>>>

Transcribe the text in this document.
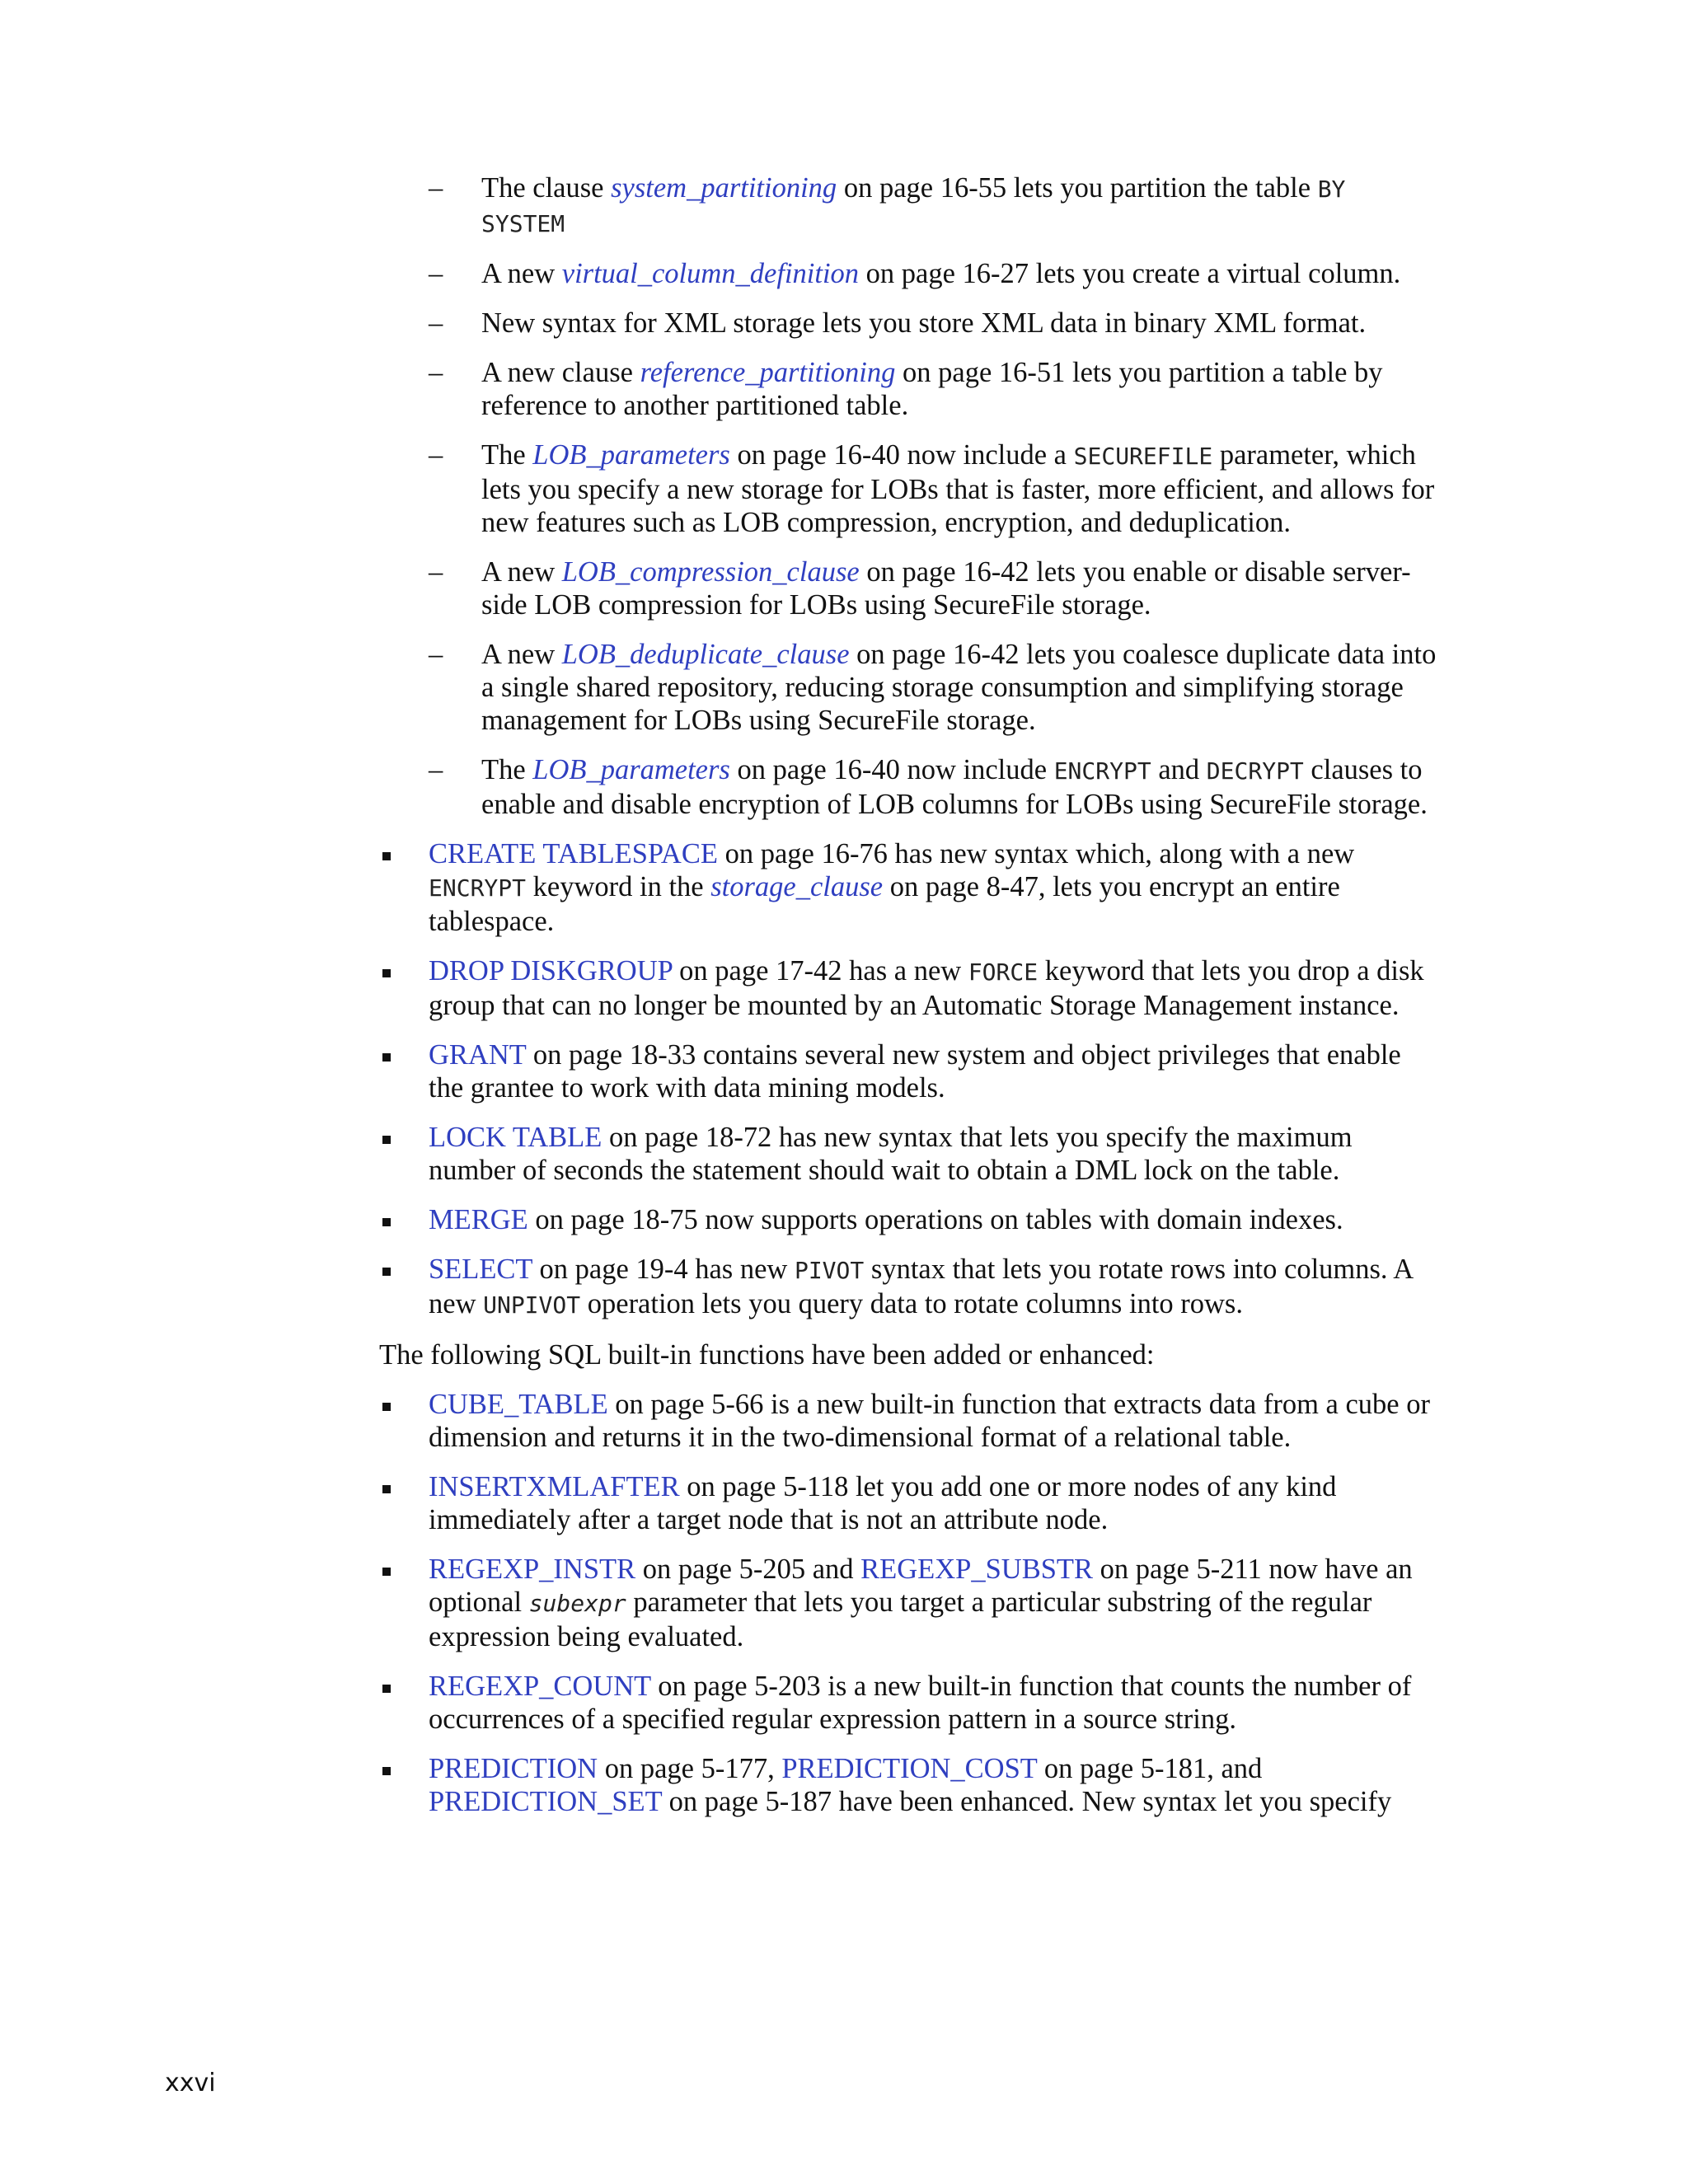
– The clause system_partitioning on page 16-55 lets you partition the table BY SYSTEM
– A new virtual_column_definition on page 16-27 lets you create a virtual column.
– New syntax for XML storage lets you store XML data in binary XML format.
– A new clause reference_partitioning on page 16-51 lets you partition a table by reference to another partitioned table.
– The LOB_parameters on page 16-40 now include a SECUREFILE parameter, which lets you specify a new storage for LOBs that is faster, more efficient, and allows for new features such as LOB compression, encryption, and deduplication.
– A new LOB_compression_clause on page 16-42 lets you enable or disable server-side LOB compression for LOBs using SecureFile storage.
– A new LOB_deduplicate_clause on page 16-42 lets you coalesce duplicate data into a single shared repository, reducing storage consumption and simplifying storage management for LOBs using SecureFile storage.
– The LOB_parameters on page 16-40 now include ENCRYPT and DECRYPT clauses to enable and disable encryption of LOB columns for LOBs using SecureFile storage.
CREATE TABLESPACE on page 16-76 has new syntax which, along with a new ENCRYPT keyword in the storage_clause on page 8-47, lets you encrypt an entire tablespace.
DROP DISKGROUP on page 17-42 has a new FORCE keyword that lets you drop a disk group that can no longer be mounted by an Automatic Storage Management instance.
GRANT on page 18-33 contains several new system and object privileges that enable the grantee to work with data mining models.
LOCK TABLE on page 18-72 has new syntax that lets you specify the maximum number of seconds the statement should wait to obtain a DML lock on the table.
MERGE on page 18-75 now supports operations on tables with domain indexes.
SELECT on page 19-4 has new PIVOT syntax that lets you rotate rows into columns. A new UNPIVOT operation lets you query data to rotate columns into rows.

The following SQL built-in functions have been added or enhanced:

CUBE_TABLE on page 5-66 is a new built-in function that extracts data from a cube or dimension and returns it in the two-dimensional format of a relational table.
INSERTXMLAFTER on page 5-118 let you add one or more nodes of any kind immediately after a target node that is not an attribute node.
REGEXP_INSTR on page 5-205 and REGEXP_SUBSTR on page 5-211 now have an optional subexpr parameter that lets you target a particular substring of the regular expression being evaluated.
REGEXP_COUNT on page 5-203 is a new built-in function that counts the number of occurrences of a specified regular expression pattern in a source string.
PREDICTION on page 5-177, PREDICTION_COST on page 5-181, and PREDICTION_SET on page 5-187 have been enhanced. New syntax let you specify
xxvi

<<<

AIM OF THE TASK »
Exact duplication of all the records is required; pictures are omitted from the copy.

RESPONSE TO THE EXERCISE »
Transcribe the text in this document.
– The clause system_partitioning on page 16-55 lets you partition the table BY SYSTEM
– A new virtual_column_definition on page 16-27 lets you create a virtual column.
– New syntax for XML storage lets you store XML data in binary XML format.
– A new clause reference_partitioning on page 16-51 lets you partition a table by reference to another partitioned table.
– The LOB_parameters on page 16-40 now include a SECUREFILE parameter, which lets you specify a new storage for LOBs that is faster, more efficient, and allows for new features such as LOB compression, encryption, and deduplication.
– A new LOB_compression_clause on page 16-42 lets you enable or disable server-side LOB compression for LOBs using SecureFile storage.
– A new LOB_deduplicate_clause on page 16-42 lets you coalesce duplicate data into a single shared repository, reducing storage consumption and simplifying storage management for LOBs using SecureFile storage.
– The LOB_parameters on page 16-40 now include ENCRYPT and DECRYPT clauses to enable and disable encryption of LOB columns for LOBs using SecureFile storage.
CREATE TABLESPACE on page 16-76 has new syntax which, along with a new ENCRYPT keyword in the storage_clause on page 8-47, lets you encrypt an entire tablespace.
DROP DISKGROUP on page 17-42 has a new FORCE keyword that lets you drop a disk group that can no longer be mounted by an Automatic Storage Management instance.
GRANT on page 18-33 contains several new system and object privileges that enable the grantee to work with data mining models.
LOCK TABLE on page 18-72 has new syntax that lets you specify the maximum number of seconds the statement should wait to obtain a DML lock on the table.
MERGE on page 18-75 now supports operations on tables with domain indexes.
SELECT on page 19-4 has new PIVOT syntax that lets you rotate rows into columns. A new UNPIVOT operation lets you query data to rotate columns into rows.

The following SQL built-in functions have been added or enhanced:

CUBE_TABLE on page 5-66 is a new built-in function that extracts data from a cube or dimension and returns it in the two-dimensional format of a relational table.
INSERTXMLAFTER on page 5-118 let you add one or more nodes of any kind immediately after a target node that is not an attribute node.
REGEXP_INSTR on page 5-205 and REGEXP_SUBSTR on page 5-211 now have an optional subexpr parameter that lets you target a particular substring of the regular expression being evaluated.
REGEXP_COUNT on page 5-203 is a new built-in function that counts the number of occurrences of a specified regular expression pattern in a source string.
PREDICTION on page 5-177, PREDICTION_COST on page 5-181, and PREDICTION_SET on page 5-187 have been enhanced. New syntax let you specify
xxvi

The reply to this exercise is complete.